TASKS FOR THIS EXERCISE:
A – According to the article on gas in Australia's electricity market, which two groups "supported" the Melbourne University report?
B – Condense the paragraph in the article on gas in Australia's electricity market that begins "The Melbourne University report – which was" into a short bulleted list that keeps its main facts.
C – Resume the article on gas in Australia's electricity market from the point where it stops.

SOURCE:
They argue this is because the major functions of gas in the electricity system – to provide baseload power and manage energy supply/demand fluctuations – can now be provided at a cheaper cost by solar and wind power, and pumped hydro and batteries, respectively.

“The idea [that gas is required] … to meet our energy requirements is now somewhat questionable,” McConnell told InDaily.

The report cites a statement from energy generator AGL that “the National Electricity Market …. in Australia could transition directly from being dominated by coal-fired baseload to being dominated by storable renewables”.

“…the energy transition we have all been anticipating will skip big baseload gas as a major component of the NEM’s base-load generation and instead largely be a case of moving from big coal to big renewable.”

The Melbourne University report – which was “supported” by the Wilderness Society and Lock The Gate, a lobby group against coal seam gas extraction on agricultural land – also finds that the gas supply shortage the Australian Energy Market Operator (AEMO) warned about earlier this year “is very unlikely to occur”. It was this projected shortage that prompted Prime Minister Malcolm Turnbull’s announcement of a potential cap on gas exports.

“Our research finds that although a ‘gas-price crisis’ exists in eastern Australia, a gas-supply shortfall is very unlikely to occur,” the Melbourne University report says.

“Because the modelled supply gap is an annual imbalance, over the course of a modelled year, any extra gas supply or demand reduction acts to narrow or even completely close the gap…

“We find it necessary to challenge AEMO’s urgent warning of nearly- imminent gas shortfalls and AEMO’s limited array of ‘potential solutions’.

“We find that AEMO focussed attention on a very small, very unlikely, and ultimately short-lived gas-supply shortfall concern.”

McConnell said the lack of a significant supply shortfall raised questions about the State Government’s energy security target, which he said favoured gas generators by explicitly excluding battery storage, and about policies aimed at increasing gas supply.

As part of its $550 million energy plan, announced earlier this year, the State Government announced farmers would receive a share of royalties from coal seam gas extraction on their properties.

“The idea that expanding supply will necessarily reduce wholesale [electricity] prices is sort of a furphy,” said McConnell.

But Energy Minister Tom Koutsantonis told InDaily: “There is absolutely a shortage of affordable gas in Australia, created by gas exploration and development bans in Victoria, NSW and the Northern Territory, which is driving up power prices across the National Electricity Market.

DATA RECORDS:
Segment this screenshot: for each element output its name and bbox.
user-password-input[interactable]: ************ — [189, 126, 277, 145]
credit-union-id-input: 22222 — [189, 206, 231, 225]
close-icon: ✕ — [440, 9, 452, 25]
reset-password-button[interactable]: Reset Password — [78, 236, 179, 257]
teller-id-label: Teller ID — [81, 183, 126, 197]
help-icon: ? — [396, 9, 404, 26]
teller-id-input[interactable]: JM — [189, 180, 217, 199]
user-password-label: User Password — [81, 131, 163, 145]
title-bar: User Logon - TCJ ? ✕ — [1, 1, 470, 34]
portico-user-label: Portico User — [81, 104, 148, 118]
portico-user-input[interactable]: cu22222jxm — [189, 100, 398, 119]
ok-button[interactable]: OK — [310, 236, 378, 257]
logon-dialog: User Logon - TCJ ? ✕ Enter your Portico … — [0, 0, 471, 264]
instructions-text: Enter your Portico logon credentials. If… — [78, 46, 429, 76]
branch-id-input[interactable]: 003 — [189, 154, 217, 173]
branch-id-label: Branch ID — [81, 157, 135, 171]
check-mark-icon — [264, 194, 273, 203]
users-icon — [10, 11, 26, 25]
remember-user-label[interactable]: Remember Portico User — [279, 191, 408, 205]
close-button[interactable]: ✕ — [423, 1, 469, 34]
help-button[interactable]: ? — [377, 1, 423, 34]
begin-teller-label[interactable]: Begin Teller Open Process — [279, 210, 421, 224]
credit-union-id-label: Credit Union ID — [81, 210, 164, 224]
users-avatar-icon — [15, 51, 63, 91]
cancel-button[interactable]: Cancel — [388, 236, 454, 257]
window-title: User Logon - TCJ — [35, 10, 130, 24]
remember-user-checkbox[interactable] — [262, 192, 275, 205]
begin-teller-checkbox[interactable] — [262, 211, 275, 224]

RESPONSES TO THE TASKS:
A – The Wilderness Society and Lock The Gate.

B –
- The Wilderness Society and Lock The Gate, a lobby group opposed to coal seam gas extraction on agricultural land, "supported" the Melbourne University report.
- The report finds that the gas supply shortage AEMO warned of earlier this year "is very unlikely to occur."
- That projected shortage led Prime Minister Malcolm Turnbull to announce a potential cap on gas exports.

C –
“This shortage will be made worse if Steven Marshall and the Liberals implement their proposed gas ban in the South East.

“The South Australian Government is doing everything we can to promote gas development through exploration grants and our new royalty sharing scheme with landowners, designed to increase the supply of affordable gas to generators and put downward pressure on prices.”

He added that Turnbull’s “gas export policy rewards the bad behaviour of other states and does nothing to address the cause of the problem”.

“Instead, it punishes South Australia by directly targeting SANTOS projects, threatening South Australian jobs.”

The Australian Energy Market Operator told InDaily it stood by the findings of its March report, which warned of gas shortages.

“AEMO stands by its Gas Statement of Opportunities (GSOO) report, which was published in March based on data provided by industry participants,” a spokesperson said.

“Dynamic changes in the gas markets makes data quality and transparency a critical issue.

“Since the publication of the GSOO, AEMO has been working with the industry to develop measures that will provide greater transparency of gas information.

“AEMO will continue to advocate for improved data and information for the integrity of any modelled outcomes.”

The spokesperson said that after it published the GSOO, the operator “requested updated information from producers to ascertain the most up-to-date and accurate production information available and we recognise the move by the gas suppliers and pipeline operators to now change what they will make available to the market to help meet the gas shortfalls projected from the summer of 2018-19”.

“The Australian Energy Market Operator will use this new industry information to provide an update to the GSOO outlook for gas supplies, to be published in May.”